[Task requirements]
Repeat the lines from the first one through the line containing "risk-point bbox=[1121, 821, 1138, 837]", switching every "province-boundary" to "region-boundary" and leaving everything else as it is.

[Task data]
(begin)

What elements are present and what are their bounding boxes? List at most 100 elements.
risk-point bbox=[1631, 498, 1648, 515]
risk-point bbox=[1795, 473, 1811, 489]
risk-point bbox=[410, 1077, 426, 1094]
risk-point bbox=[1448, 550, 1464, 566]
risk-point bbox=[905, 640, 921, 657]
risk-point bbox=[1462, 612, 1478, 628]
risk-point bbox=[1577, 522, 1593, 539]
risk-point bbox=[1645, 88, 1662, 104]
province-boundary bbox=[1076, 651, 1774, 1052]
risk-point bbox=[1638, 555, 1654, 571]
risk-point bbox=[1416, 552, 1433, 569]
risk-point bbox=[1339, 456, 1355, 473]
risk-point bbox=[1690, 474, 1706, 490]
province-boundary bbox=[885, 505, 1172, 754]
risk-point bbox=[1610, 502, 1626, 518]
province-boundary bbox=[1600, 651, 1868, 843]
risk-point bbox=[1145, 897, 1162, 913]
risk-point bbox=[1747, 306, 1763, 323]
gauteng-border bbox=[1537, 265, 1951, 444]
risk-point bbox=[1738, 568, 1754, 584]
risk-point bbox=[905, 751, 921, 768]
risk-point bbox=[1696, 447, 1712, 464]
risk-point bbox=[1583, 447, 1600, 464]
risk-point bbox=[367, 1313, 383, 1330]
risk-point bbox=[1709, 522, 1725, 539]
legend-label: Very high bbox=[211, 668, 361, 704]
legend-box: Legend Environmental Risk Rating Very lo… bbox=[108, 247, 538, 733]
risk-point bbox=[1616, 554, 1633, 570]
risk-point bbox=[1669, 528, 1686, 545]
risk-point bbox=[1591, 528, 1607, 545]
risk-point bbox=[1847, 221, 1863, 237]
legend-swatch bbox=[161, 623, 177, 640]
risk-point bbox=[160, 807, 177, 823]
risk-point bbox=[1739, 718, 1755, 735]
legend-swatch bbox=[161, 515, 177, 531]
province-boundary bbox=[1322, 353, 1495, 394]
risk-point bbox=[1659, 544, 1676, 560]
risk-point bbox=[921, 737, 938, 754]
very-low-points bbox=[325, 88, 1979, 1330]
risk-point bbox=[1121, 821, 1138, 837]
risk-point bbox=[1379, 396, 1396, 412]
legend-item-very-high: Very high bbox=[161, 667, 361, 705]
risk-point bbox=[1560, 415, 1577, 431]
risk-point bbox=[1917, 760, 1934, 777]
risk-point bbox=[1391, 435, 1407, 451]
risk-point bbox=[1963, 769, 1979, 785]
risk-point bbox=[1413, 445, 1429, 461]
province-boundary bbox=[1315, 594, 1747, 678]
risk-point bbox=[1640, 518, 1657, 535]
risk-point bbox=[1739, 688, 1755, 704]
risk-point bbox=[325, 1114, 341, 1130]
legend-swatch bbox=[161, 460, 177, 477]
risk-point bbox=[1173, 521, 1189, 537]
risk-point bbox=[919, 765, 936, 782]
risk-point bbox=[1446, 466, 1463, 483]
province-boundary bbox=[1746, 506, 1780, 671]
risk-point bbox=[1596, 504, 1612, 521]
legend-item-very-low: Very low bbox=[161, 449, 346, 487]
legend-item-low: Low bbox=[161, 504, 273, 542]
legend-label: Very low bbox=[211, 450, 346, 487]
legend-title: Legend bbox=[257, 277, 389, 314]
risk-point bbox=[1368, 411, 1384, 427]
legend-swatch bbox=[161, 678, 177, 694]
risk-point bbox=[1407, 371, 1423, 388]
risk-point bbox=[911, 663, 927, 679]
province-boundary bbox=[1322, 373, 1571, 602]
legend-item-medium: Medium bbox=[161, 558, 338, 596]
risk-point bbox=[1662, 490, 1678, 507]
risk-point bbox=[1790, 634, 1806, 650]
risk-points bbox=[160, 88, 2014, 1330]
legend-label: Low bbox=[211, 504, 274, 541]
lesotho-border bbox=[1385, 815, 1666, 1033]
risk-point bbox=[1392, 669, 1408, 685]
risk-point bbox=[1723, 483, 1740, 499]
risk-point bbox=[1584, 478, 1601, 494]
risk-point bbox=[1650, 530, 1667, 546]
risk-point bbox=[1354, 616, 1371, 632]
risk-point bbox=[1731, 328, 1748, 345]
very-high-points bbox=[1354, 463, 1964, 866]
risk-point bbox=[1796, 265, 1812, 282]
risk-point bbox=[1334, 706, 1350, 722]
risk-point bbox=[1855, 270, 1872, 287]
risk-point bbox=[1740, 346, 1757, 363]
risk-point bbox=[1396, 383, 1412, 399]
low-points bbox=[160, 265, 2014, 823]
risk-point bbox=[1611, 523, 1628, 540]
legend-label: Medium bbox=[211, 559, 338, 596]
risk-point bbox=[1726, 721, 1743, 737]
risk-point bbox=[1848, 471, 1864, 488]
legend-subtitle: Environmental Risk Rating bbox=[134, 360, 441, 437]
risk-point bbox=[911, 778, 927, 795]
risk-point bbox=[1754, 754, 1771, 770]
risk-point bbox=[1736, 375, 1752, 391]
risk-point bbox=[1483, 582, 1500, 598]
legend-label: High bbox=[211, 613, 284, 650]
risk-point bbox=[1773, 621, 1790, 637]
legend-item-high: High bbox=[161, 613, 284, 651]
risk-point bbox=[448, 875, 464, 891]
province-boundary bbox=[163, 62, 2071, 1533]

(end)

[Solution to the problem]
What elements are present and what are their bounding boxes? List at most 100 elements.
risk-point bbox=[1631, 498, 1648, 515]
risk-point bbox=[1795, 473, 1811, 489]
risk-point bbox=[410, 1077, 426, 1094]
risk-point bbox=[1448, 550, 1464, 566]
risk-point bbox=[905, 640, 921, 657]
risk-point bbox=[1462, 612, 1478, 628]
risk-point bbox=[1577, 522, 1593, 539]
risk-point bbox=[1645, 88, 1662, 104]
region-boundary bbox=[1076, 651, 1774, 1052]
risk-point bbox=[1638, 555, 1654, 571]
risk-point bbox=[1416, 552, 1433, 569]
risk-point bbox=[1339, 456, 1355, 473]
risk-point bbox=[1690, 474, 1706, 490]
region-boundary bbox=[885, 505, 1172, 754]
risk-point bbox=[1610, 502, 1626, 518]
region-boundary bbox=[1600, 651, 1868, 843]
risk-point bbox=[1145, 897, 1162, 913]
risk-point bbox=[1747, 306, 1763, 323]
gauteng-border bbox=[1537, 265, 1951, 444]
risk-point bbox=[1738, 568, 1754, 584]
risk-point bbox=[905, 751, 921, 768]
risk-point bbox=[1696, 447, 1712, 464]
risk-point bbox=[1583, 447, 1600, 464]
risk-point bbox=[367, 1313, 383, 1330]
risk-point bbox=[1709, 522, 1725, 539]
legend-label: Very high bbox=[211, 668, 361, 704]
legend-box: Legend Environmental Risk Rating Very lo… bbox=[108, 247, 538, 733]
risk-point bbox=[1616, 554, 1633, 570]
risk-point bbox=[1669, 528, 1686, 545]
risk-point bbox=[1591, 528, 1607, 545]
risk-point bbox=[1847, 221, 1863, 237]
legend-swatch bbox=[161, 623, 177, 640]
risk-point bbox=[160, 807, 177, 823]
risk-point bbox=[1739, 718, 1755, 735]
legend-swatch bbox=[161, 515, 177, 531]
region-boundary bbox=[1322, 353, 1495, 394]
risk-point bbox=[1659, 544, 1676, 560]
risk-point bbox=[921, 737, 938, 754]
very-low-points bbox=[325, 88, 1979, 1330]
risk-point bbox=[1121, 821, 1138, 837]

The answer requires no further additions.